• WHAT THIS TASK INVOLVES: Could you write out every record below exactly, leaving out any pictures?

Records from a collection:
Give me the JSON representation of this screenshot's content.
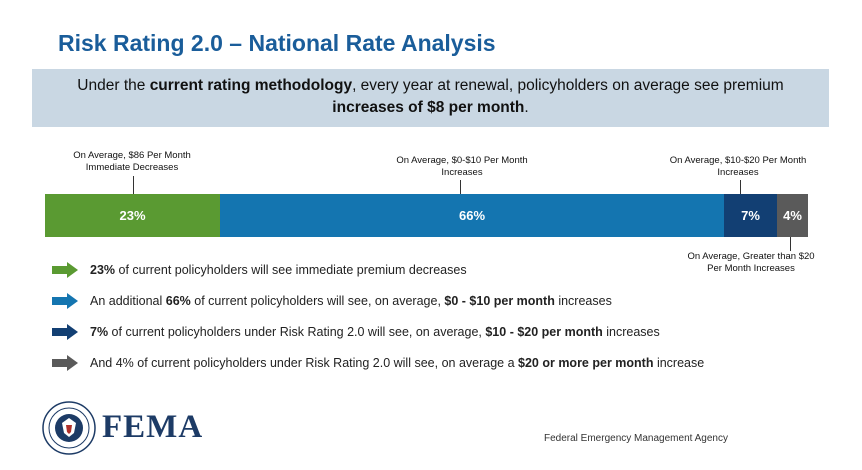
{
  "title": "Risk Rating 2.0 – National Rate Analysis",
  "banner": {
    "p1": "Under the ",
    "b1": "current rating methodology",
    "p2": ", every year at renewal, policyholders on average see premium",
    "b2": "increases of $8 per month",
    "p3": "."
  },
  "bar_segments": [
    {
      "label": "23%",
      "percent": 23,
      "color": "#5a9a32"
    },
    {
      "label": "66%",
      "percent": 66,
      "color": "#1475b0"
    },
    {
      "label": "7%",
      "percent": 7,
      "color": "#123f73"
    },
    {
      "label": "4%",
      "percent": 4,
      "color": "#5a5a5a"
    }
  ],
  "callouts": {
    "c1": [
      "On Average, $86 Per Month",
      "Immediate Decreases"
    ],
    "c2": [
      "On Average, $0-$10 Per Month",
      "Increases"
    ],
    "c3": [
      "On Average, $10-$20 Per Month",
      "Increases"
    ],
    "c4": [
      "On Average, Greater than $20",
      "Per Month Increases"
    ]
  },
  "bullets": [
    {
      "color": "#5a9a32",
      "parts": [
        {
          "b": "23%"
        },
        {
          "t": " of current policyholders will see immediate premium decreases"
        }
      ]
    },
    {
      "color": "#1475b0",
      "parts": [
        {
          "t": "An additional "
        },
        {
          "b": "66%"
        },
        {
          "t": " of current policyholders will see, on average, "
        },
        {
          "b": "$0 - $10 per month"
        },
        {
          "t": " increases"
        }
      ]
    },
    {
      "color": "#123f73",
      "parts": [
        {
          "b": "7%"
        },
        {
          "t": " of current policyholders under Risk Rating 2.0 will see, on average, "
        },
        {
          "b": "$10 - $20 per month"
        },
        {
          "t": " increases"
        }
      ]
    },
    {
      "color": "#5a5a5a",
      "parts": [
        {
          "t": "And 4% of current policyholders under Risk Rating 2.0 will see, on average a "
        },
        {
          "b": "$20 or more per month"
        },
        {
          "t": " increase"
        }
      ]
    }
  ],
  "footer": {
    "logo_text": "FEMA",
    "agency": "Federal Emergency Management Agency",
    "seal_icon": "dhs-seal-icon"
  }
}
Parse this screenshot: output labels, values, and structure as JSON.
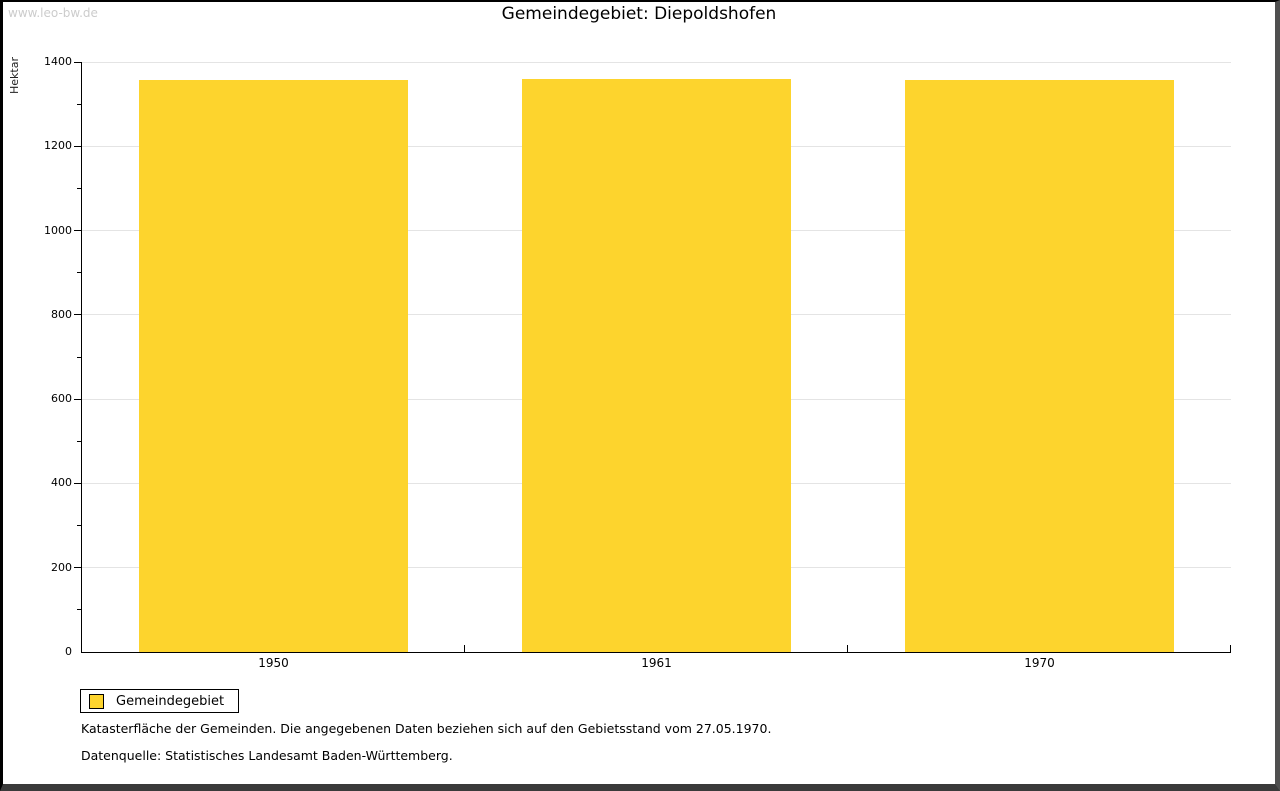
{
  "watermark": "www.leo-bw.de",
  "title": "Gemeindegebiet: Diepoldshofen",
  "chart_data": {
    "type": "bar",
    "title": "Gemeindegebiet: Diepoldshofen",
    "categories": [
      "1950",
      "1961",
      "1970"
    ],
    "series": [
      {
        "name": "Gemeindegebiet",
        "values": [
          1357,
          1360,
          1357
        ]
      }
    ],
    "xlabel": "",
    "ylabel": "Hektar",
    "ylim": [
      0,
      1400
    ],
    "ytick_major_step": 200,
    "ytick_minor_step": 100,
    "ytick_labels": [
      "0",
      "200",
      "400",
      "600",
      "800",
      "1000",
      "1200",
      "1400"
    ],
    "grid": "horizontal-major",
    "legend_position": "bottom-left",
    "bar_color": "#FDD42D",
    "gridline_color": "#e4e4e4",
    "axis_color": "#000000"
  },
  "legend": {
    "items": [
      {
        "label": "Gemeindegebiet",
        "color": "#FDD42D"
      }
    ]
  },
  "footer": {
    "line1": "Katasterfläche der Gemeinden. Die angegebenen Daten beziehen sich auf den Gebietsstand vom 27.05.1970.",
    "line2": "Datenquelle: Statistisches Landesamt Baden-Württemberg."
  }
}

• OUTPUT:
Give me the JSON representation of this screenshot's content.
{
  "title": "Risk Rating 2.0 – National Rate Analysis",
  "banner": {
    "p1": "Under the ",
    "b1": "current rating methodology",
    "p2": ", every year at renewal, policyholders on average see premium",
    "b2": "increases of $8 per month",
    "p3": "."
  },
  "bar_segments": [
    {
      "label": "23%",
      "percent": 23,
      "color": "#5a9a32"
    },
    {
      "label": "66%",
      "percent": 66,
      "color": "#1475b0"
    },
    {
      "label": "7%",
      "percent": 7,
      "color": "#123f73"
    },
    {
      "label": "4%",
      "percent": 4,
      "color": "#5a5a5a"
    }
  ],
  "callouts": {
    "c1": [
      "On Average, $86 Per Month",
      "Immediate Decreases"
    ],
    "c2": [
      "On Average, $0-$10 Per Month",
      "Increases"
    ],
    "c3": [
      "On Average, $10-$20 Per Month",
      "Increases"
    ],
    "c4": [
      "On Average, Greater than $20",
      "Per Month Increases"
    ]
  },
  "bullets": [
    {
      "color": "#5a9a32",
      "parts": [
        {
          "b": "23%"
        },
        {
          "t": " of current policyholders will see immediate premium decreases"
        }
      ]
    },
    {
      "color": "#1475b0",
      "parts": [
        {
          "t": "An additional "
        },
        {
          "b": "66%"
        },
        {
          "t": " of current policyholders will see, on average, "
        },
        {
          "b": "$0 - $10 per month"
        },
        {
          "t": " increases"
        }
      ]
    },
    {
      "color": "#123f73",
      "parts": [
        {
          "b": "7%"
        },
        {
          "t": " of current policyholders under Risk Rating 2.0 will see, on average, "
        },
        {
          "b": "$10 - $20 per month"
        },
        {
          "t": " increases"
        }
      ]
    },
    {
      "color": "#5a5a5a",
      "parts": [
        {
          "t": "And 4% of current policyholders under Risk Rating 2.0 will see, on average a "
        },
        {
          "b": "$20 or more per month"
        },
        {
          "t": " increase"
        }
      ]
    }
  ],
  "footer": {
    "logo_text": "FEMA",
    "agency": "Federal Emergency Management Agency",
    "seal_icon": "dhs-seal-icon"
  }
}
Parse this screenshot: output labels, values, and structure as JSON.
{
  "watermark": "www.leo-bw.de",
  "title": "Gemeindegebiet: Diepoldshofen",
  "chart_data": {
    "type": "bar",
    "title": "Gemeindegebiet: Diepoldshofen",
    "categories": [
      "1950",
      "1961",
      "1970"
    ],
    "series": [
      {
        "name": "Gemeindegebiet",
        "values": [
          1357,
          1360,
          1357
        ]
      }
    ],
    "xlabel": "",
    "ylabel": "Hektar",
    "ylim": [
      0,
      1400
    ],
    "ytick_major_step": 200,
    "ytick_minor_step": 100,
    "ytick_labels": [
      "0",
      "200",
      "400",
      "600",
      "800",
      "1000",
      "1200",
      "1400"
    ],
    "grid": "horizontal-major",
    "legend_position": "bottom-left",
    "bar_color": "#FDD42D",
    "gridline_color": "#e4e4e4",
    "axis_color": "#000000"
  },
  "legend": {
    "items": [
      {
        "label": "Gemeindegebiet",
        "color": "#FDD42D"
      }
    ]
  },
  "footer": {
    "line1": "Katasterfläche der Gemeinden. Die angegebenen Daten beziehen sich auf den Gebietsstand vom 27.05.1970.",
    "line2": "Datenquelle: Statistisches Landesamt Baden-Württemberg."
  }
}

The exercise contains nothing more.